Former US director of national intelligence John Ratcliffe says those scientists are now missing.
Another claim that was delivered to Trump was that a lab worker left for lunch and met his girlfriend, infecting her with the virus.
"I think it escaped from the lab through incompetence."
Deleted documents detail lab expenditure before outbreak
The documentary is in conjunction with journalist Sharri Markson's upcoming book of the same name.
It details how recovered online documents reveal the institute spent hundreds of thousands of dollars in the months prior to Beijing announcing the first cases of Covid.
Included in the expenditure was a coronavirus PCR testing machine, a new air ventilation system and a new medical waste incinerator.
The expenditure began in September and coincided with the lab reportedly deleting its virus database, The Australian reported.
China has repeatedly refuted claims the virus originated in the lab and has responded furiously to such claims.
Its foreign ministry has routinely pointed the finger instead at the US and other European countries, suggesting the virus originated earlier in 2019 overseas.
Initially criticised for his soft approach with China, World Health Organisation chief Tedros Adhanom Ghebreyesus surprisingly questioned the findings of a joint mission into the origins of the virus earlier this year calling on more to be done to investigate the lab leak theory and called for a new team of experts in the process.

● **AVAILABLE DATA**:

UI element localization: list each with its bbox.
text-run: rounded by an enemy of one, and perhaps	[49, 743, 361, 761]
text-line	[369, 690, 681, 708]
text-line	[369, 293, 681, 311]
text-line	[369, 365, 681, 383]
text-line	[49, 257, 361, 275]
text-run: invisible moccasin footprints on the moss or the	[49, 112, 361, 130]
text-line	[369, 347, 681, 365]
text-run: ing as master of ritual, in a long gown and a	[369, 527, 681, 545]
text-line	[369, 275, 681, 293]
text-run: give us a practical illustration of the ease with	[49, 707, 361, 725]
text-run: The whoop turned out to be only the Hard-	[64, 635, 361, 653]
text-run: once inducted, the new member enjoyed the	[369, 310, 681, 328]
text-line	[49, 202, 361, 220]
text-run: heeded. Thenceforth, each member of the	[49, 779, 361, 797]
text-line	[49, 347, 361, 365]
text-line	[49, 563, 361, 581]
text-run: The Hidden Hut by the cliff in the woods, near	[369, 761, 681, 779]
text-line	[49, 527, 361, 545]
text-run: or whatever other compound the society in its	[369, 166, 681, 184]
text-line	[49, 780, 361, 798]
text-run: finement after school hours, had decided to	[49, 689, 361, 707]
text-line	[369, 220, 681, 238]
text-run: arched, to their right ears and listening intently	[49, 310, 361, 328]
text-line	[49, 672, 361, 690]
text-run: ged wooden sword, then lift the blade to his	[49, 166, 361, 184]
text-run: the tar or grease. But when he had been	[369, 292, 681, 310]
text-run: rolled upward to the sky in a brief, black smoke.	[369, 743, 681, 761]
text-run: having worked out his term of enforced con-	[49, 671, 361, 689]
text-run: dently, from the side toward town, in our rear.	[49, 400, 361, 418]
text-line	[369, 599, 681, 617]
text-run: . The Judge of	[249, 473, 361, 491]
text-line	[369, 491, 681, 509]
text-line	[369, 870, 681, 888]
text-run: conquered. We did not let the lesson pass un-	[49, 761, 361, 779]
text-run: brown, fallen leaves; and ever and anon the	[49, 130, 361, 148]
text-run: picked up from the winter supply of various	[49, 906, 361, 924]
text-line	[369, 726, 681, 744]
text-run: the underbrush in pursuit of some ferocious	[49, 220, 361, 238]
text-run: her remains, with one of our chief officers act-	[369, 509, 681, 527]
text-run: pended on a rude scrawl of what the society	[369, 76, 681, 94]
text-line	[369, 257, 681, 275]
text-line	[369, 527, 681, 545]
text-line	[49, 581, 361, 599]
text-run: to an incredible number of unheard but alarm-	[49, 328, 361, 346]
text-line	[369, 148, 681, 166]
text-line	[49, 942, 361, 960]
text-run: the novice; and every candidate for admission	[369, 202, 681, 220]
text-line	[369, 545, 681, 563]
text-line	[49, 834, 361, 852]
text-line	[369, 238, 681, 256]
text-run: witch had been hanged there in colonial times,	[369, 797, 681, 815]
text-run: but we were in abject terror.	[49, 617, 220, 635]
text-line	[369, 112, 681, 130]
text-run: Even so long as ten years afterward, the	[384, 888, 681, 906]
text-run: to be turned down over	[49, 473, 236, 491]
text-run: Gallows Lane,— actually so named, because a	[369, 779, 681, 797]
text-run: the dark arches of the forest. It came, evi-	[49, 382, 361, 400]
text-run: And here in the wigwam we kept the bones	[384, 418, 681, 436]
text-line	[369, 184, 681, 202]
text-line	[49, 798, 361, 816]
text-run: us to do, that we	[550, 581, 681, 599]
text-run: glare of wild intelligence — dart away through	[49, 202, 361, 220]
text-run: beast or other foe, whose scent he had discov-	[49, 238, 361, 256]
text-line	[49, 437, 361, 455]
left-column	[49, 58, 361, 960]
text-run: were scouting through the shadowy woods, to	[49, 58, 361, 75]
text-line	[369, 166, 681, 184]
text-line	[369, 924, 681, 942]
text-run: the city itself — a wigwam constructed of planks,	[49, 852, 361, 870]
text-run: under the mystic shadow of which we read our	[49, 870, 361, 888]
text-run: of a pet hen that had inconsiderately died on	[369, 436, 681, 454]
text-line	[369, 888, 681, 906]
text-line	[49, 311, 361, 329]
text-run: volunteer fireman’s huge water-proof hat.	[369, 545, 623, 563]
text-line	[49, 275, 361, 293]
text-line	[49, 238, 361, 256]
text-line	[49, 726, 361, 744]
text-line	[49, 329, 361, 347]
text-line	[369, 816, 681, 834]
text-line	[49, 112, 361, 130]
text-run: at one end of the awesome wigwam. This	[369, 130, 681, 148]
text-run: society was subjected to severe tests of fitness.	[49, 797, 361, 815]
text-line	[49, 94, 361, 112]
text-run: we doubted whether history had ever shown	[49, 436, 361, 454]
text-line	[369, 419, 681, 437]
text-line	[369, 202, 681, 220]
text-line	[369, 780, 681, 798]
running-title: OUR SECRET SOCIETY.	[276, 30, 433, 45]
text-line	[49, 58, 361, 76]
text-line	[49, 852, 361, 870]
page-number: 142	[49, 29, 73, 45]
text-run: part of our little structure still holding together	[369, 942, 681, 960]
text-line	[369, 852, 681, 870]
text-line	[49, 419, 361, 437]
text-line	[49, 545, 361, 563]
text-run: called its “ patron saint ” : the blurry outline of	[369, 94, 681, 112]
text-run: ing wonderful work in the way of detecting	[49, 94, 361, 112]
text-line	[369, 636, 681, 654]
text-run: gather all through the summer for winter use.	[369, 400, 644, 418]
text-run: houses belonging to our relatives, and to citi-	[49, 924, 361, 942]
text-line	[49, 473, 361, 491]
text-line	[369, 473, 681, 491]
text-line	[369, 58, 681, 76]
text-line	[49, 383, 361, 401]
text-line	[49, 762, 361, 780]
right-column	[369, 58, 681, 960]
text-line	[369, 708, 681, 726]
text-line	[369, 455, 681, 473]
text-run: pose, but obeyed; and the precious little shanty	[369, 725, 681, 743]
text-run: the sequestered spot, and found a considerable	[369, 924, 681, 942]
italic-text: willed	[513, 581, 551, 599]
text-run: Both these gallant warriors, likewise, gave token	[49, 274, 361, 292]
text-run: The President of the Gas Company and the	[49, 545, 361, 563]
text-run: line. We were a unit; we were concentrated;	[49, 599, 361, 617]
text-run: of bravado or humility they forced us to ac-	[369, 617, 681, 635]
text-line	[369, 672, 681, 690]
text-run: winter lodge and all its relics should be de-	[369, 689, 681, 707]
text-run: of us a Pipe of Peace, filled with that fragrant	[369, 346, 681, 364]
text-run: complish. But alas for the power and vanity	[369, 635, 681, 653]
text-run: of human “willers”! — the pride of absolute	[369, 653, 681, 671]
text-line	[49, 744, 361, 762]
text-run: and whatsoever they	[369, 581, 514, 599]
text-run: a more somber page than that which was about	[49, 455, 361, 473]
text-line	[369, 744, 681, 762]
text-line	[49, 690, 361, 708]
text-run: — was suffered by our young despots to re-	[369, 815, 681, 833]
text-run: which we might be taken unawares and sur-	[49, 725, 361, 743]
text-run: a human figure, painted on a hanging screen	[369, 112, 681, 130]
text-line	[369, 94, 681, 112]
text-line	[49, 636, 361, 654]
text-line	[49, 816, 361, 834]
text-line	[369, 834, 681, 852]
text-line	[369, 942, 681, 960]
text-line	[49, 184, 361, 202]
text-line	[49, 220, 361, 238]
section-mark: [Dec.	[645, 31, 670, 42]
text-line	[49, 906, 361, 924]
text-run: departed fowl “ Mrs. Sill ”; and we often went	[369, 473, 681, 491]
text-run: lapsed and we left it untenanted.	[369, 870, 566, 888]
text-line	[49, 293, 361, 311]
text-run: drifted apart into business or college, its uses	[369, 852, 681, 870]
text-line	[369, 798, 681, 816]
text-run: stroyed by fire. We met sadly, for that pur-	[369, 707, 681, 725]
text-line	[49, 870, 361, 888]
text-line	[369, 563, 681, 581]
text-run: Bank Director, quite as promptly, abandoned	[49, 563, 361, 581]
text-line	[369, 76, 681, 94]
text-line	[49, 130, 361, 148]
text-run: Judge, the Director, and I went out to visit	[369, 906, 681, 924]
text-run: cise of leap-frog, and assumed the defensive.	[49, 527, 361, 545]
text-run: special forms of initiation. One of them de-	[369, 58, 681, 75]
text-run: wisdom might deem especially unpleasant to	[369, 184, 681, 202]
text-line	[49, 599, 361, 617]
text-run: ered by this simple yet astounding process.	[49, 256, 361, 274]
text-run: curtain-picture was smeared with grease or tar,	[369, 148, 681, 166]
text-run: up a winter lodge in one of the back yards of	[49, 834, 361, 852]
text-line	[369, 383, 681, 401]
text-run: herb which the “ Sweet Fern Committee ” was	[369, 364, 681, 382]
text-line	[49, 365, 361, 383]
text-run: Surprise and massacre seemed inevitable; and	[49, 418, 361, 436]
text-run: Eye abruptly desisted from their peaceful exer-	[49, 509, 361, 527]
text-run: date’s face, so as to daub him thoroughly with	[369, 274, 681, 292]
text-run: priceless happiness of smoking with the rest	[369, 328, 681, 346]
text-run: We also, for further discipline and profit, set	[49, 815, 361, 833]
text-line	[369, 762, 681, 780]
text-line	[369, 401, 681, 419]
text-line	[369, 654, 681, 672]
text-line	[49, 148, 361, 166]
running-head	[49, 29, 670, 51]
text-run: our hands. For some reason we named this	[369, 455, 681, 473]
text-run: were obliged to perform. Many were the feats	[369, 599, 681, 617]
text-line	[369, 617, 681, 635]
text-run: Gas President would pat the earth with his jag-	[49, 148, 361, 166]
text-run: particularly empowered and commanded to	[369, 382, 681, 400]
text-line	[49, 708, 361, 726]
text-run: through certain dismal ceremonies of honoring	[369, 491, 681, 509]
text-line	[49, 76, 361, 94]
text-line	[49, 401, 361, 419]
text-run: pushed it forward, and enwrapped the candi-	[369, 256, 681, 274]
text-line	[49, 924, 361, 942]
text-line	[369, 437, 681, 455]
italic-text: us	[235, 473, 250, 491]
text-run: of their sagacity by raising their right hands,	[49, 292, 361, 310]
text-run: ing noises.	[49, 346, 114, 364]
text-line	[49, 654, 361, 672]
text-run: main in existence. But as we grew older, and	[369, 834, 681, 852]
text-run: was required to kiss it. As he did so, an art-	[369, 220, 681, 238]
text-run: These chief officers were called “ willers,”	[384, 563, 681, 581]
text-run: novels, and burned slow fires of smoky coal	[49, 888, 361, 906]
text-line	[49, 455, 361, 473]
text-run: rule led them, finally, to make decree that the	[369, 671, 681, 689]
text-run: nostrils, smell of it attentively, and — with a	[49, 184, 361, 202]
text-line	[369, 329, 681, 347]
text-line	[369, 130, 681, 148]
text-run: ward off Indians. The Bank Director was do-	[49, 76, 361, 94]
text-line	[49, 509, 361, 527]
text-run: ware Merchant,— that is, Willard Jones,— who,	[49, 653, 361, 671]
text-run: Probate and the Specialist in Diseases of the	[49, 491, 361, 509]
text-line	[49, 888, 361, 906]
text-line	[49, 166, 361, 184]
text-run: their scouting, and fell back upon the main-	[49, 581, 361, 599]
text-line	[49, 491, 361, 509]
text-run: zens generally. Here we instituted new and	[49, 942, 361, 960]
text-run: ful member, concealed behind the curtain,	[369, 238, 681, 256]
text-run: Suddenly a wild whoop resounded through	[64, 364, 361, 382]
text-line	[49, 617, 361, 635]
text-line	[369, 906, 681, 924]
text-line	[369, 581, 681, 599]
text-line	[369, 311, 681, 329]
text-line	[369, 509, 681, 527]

● **WORK INSTRUCTIONS**:
• a. Revise the lab leak article starting with "It details how" and going on through "cases of Covid.", replacing "recovered" with "retrieved".
• b. Answer these questions from the lab leak article:
(i) Who is named as the former US director of national intelligence?
(ii) What three items were included in the institute's expenditure?
(iii) Which World Health Organisation chief called for a new team of experts?
The listing above comes from a separate source and is unrelated to the lab leak article.

● **SOLUTIONS BELOW**:
• a.
It details how retrieved online documents reveal the institute spent hundreds of thousands of dollars in the months prior to Beijing announcing the first cases of Covid.

• b.
(i) John Ratcliffe
(ii) A coronavirus PCR testing machine, a new air ventilation system and a new medical waste incinerator
(iii) Tedros Adhanom Ghebreyesus